Required work: Recast the entries starting at the line containing "Find all labels, buttons, inputs, and" and ending at the line containing "align-right-button[interactable] — [1136, 761, 1170, 800]" as a Markdown table with the columns Row and Text, one numbered row per line, skipping blank lines and leaving out the pictures.

Extracted information:
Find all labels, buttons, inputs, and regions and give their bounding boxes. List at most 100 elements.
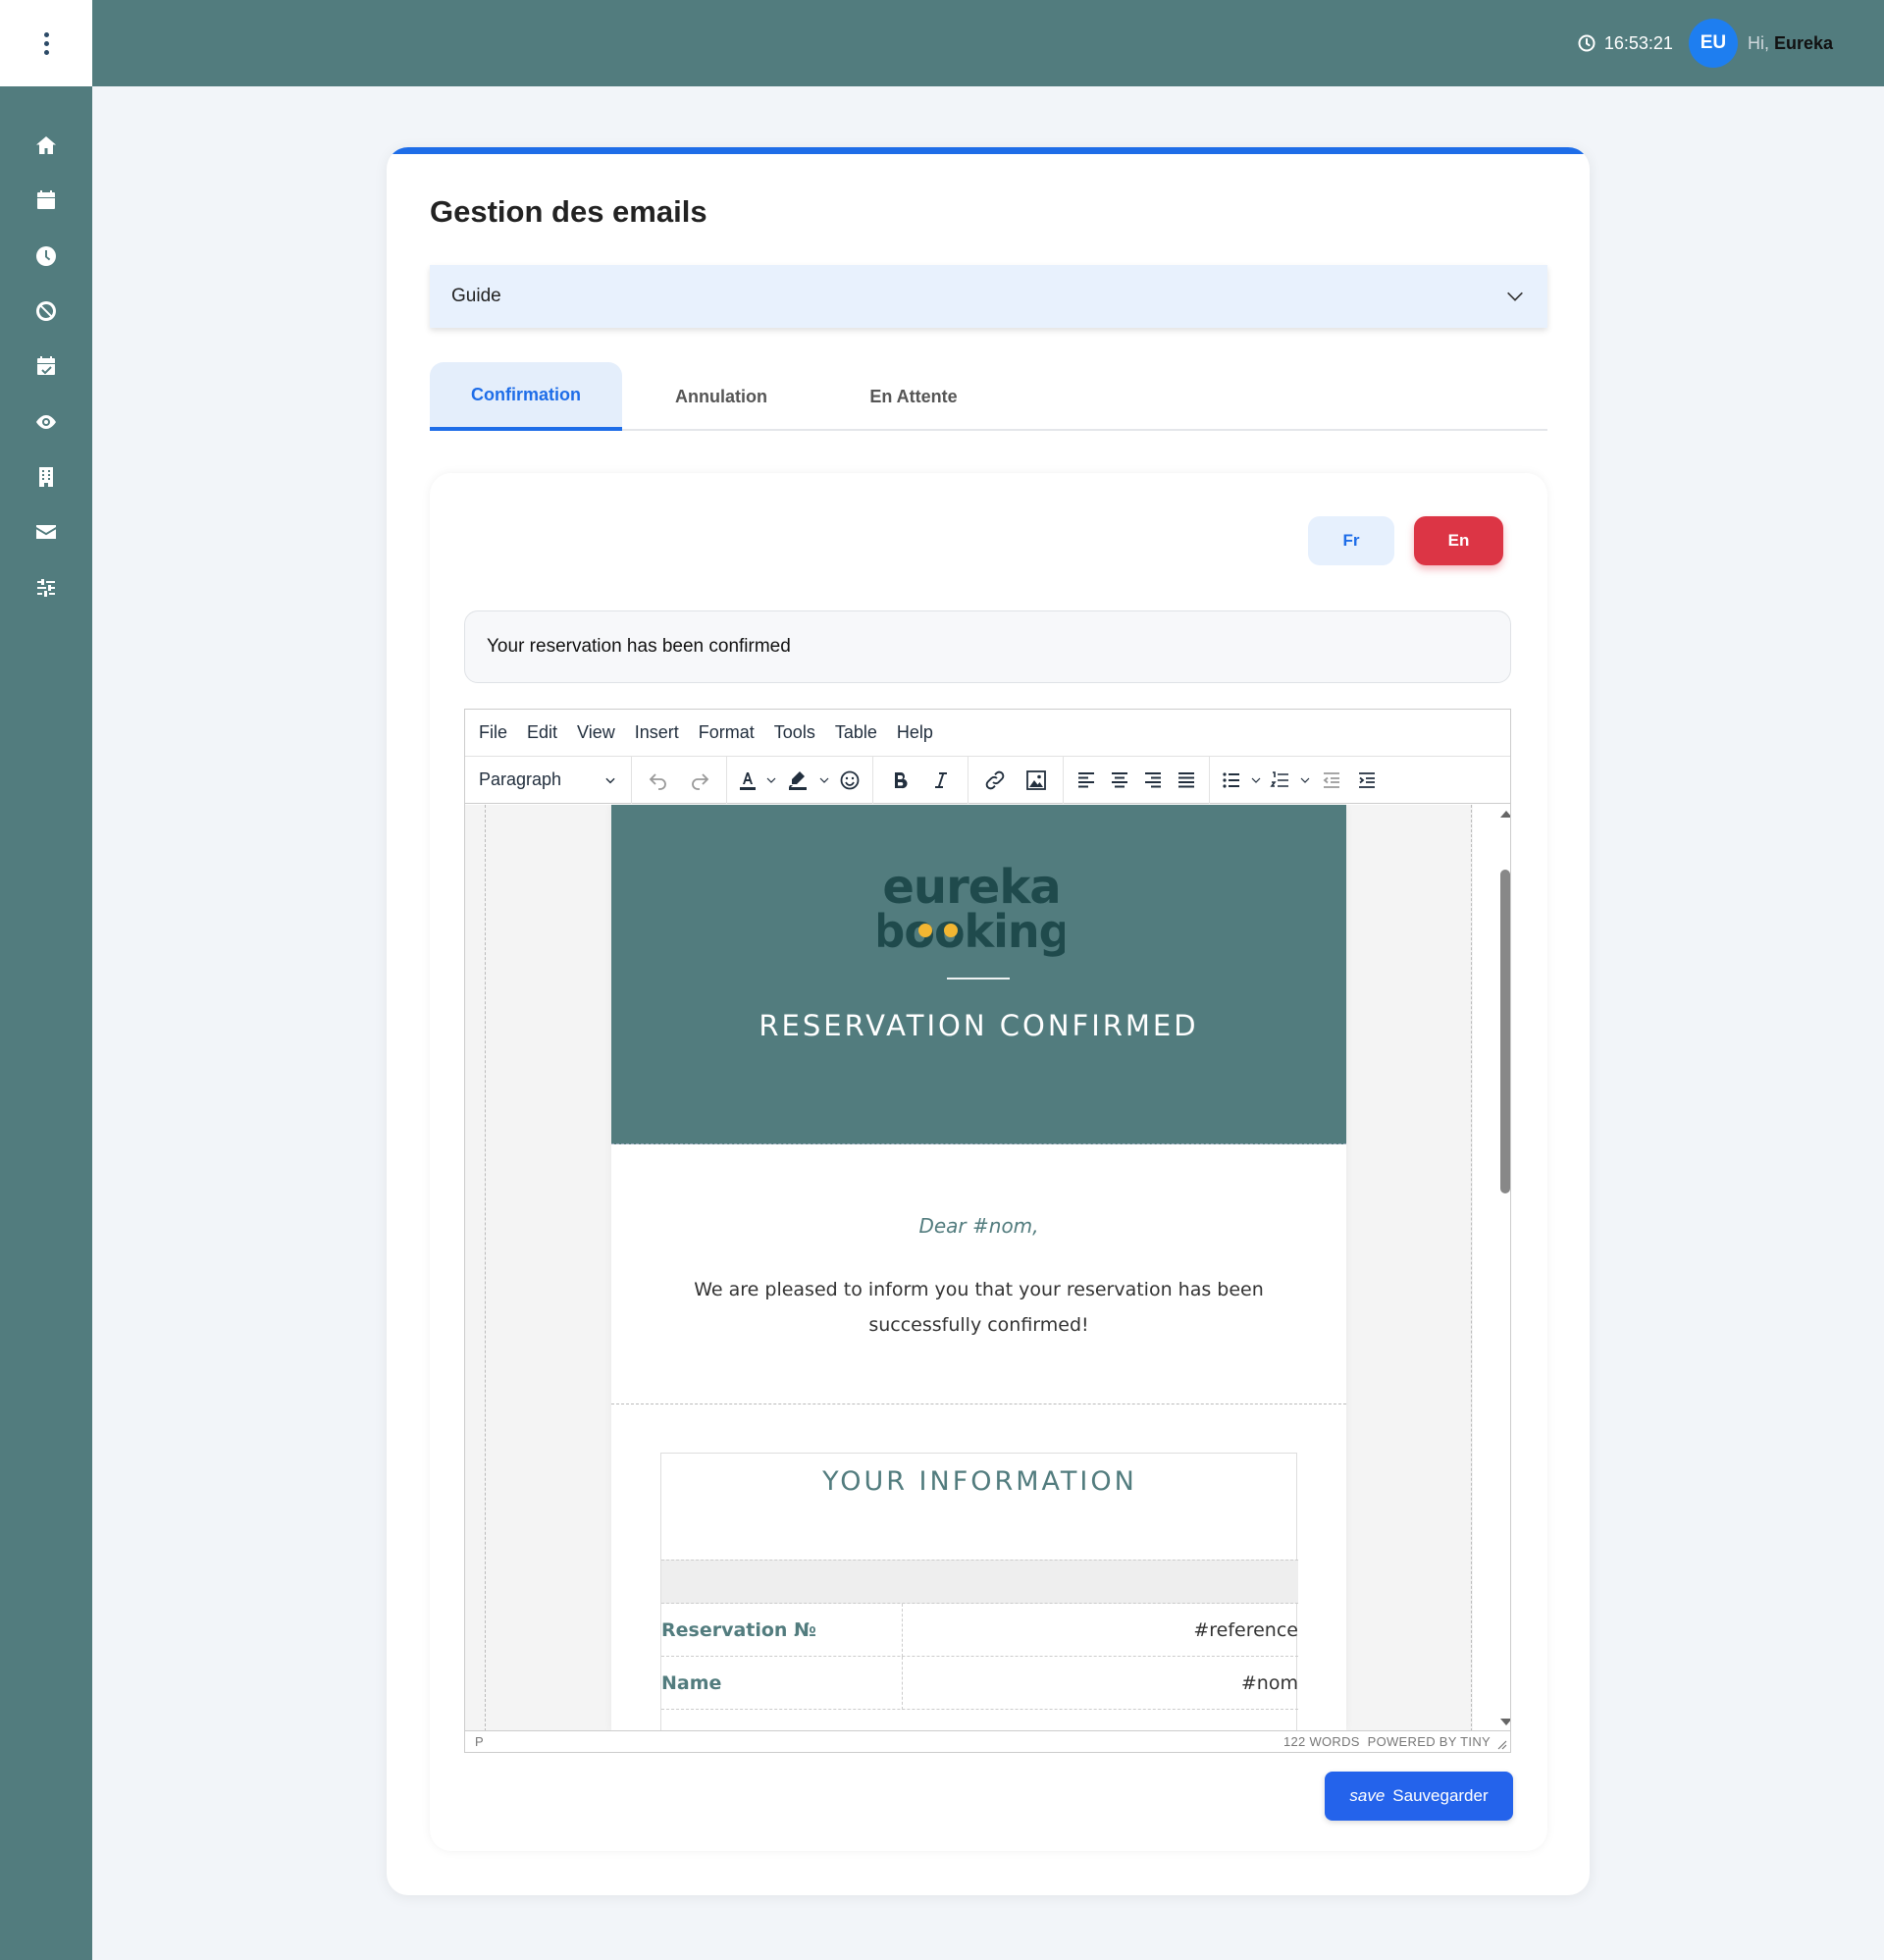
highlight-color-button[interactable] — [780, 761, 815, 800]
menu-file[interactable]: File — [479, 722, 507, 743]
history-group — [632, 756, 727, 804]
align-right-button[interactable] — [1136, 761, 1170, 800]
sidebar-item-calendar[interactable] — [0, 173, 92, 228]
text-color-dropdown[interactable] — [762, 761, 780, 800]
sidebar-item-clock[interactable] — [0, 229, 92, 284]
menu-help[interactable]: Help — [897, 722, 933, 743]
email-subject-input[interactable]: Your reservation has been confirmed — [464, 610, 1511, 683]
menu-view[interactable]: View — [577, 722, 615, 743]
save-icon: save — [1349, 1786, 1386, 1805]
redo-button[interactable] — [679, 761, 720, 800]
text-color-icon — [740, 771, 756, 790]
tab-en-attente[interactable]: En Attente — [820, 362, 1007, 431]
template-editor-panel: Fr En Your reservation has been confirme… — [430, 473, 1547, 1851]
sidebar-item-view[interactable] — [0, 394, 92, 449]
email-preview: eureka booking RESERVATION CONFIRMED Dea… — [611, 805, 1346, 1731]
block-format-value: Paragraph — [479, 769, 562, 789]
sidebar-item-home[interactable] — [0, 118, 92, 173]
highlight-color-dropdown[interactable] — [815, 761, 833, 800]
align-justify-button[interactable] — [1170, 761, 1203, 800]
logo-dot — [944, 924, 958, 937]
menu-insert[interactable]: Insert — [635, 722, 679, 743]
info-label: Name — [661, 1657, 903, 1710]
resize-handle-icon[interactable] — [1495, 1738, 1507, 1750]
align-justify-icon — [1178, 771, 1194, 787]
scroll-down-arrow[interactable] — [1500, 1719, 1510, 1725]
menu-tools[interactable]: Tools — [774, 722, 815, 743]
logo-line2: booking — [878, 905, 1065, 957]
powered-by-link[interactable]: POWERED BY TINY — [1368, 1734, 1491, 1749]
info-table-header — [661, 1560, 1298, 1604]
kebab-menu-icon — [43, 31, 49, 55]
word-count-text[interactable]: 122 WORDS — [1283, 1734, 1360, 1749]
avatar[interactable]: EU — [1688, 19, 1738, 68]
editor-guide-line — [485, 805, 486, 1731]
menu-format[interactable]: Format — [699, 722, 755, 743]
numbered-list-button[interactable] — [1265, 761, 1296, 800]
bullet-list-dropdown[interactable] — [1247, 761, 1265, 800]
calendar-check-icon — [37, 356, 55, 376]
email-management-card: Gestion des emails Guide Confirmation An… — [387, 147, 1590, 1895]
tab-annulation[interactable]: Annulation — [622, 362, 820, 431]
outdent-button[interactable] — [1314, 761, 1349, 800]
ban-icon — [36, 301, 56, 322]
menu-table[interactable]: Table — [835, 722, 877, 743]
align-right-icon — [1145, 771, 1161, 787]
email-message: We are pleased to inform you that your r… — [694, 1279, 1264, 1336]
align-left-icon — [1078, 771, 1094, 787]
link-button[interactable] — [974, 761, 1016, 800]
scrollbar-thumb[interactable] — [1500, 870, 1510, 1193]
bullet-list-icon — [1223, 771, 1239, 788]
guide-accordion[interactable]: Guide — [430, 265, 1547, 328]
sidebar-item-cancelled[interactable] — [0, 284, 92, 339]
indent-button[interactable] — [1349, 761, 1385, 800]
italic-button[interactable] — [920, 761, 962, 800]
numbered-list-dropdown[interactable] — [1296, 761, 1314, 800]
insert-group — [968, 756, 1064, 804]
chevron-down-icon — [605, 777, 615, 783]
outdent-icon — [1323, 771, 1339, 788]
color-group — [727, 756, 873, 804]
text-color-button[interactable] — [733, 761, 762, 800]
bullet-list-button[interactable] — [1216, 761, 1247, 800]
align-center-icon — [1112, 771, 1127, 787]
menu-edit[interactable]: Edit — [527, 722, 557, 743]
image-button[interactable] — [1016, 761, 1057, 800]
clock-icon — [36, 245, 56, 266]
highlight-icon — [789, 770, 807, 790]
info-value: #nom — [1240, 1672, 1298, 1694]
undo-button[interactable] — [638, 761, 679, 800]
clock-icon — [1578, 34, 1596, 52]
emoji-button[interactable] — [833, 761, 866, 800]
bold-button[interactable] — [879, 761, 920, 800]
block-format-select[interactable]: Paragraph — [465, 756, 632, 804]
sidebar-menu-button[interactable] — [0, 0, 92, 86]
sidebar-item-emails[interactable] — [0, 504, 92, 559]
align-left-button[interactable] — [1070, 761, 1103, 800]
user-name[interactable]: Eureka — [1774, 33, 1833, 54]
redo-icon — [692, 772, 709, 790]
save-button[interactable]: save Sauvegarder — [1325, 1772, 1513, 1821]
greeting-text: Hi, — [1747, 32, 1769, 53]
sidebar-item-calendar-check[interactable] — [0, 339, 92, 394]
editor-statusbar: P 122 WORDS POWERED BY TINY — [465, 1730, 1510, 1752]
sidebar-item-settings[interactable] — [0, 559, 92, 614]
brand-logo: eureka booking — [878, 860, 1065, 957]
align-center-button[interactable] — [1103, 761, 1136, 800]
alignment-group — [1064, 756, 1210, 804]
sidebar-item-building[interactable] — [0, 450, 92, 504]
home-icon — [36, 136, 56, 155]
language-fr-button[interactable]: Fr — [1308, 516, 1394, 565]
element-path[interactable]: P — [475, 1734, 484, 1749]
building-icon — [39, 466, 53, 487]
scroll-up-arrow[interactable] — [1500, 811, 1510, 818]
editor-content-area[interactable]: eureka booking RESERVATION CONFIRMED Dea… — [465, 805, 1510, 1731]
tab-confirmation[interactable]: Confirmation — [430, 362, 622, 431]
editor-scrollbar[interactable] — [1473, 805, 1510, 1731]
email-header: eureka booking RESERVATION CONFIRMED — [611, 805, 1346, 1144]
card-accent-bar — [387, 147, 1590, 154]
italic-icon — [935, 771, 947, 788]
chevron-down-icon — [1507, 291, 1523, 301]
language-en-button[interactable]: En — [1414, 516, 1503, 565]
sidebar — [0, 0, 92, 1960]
--
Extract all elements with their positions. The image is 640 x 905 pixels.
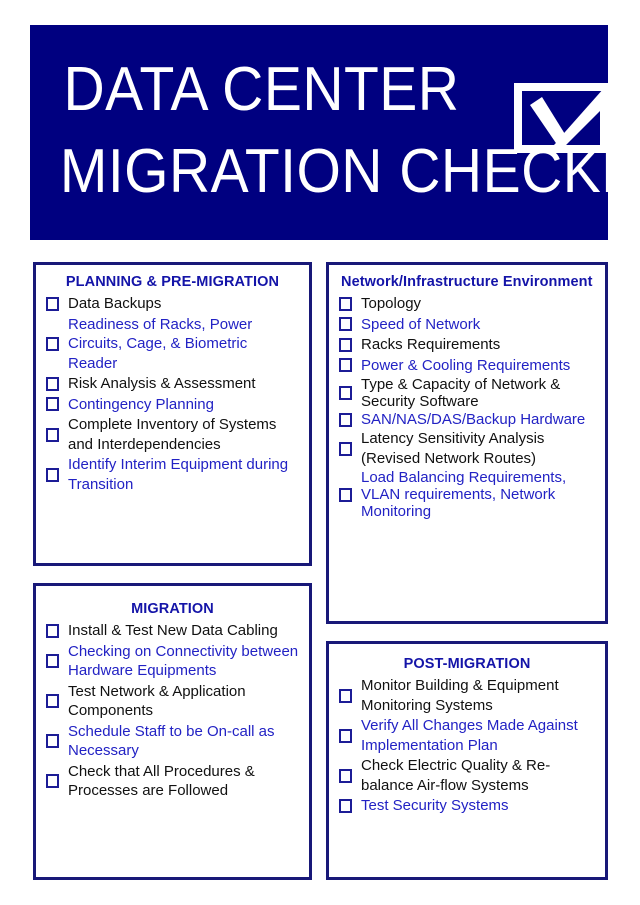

Solution to the problem:
| Row | Text |
|---|---|
| 1 | Find all labels, buttons, inputs, and regions and give their bounding boxes. List at most 100 elements. |
| 2 | highlight-color-button[interactable] — [780, 761, 815, 800] |
| 3 | menu-file[interactable]: File — [479, 722, 507, 743] |
| 4 | history-group — [632, 756, 727, 804] |
| 5 | align-right-button[interactable] — [1136, 761, 1170, 800] |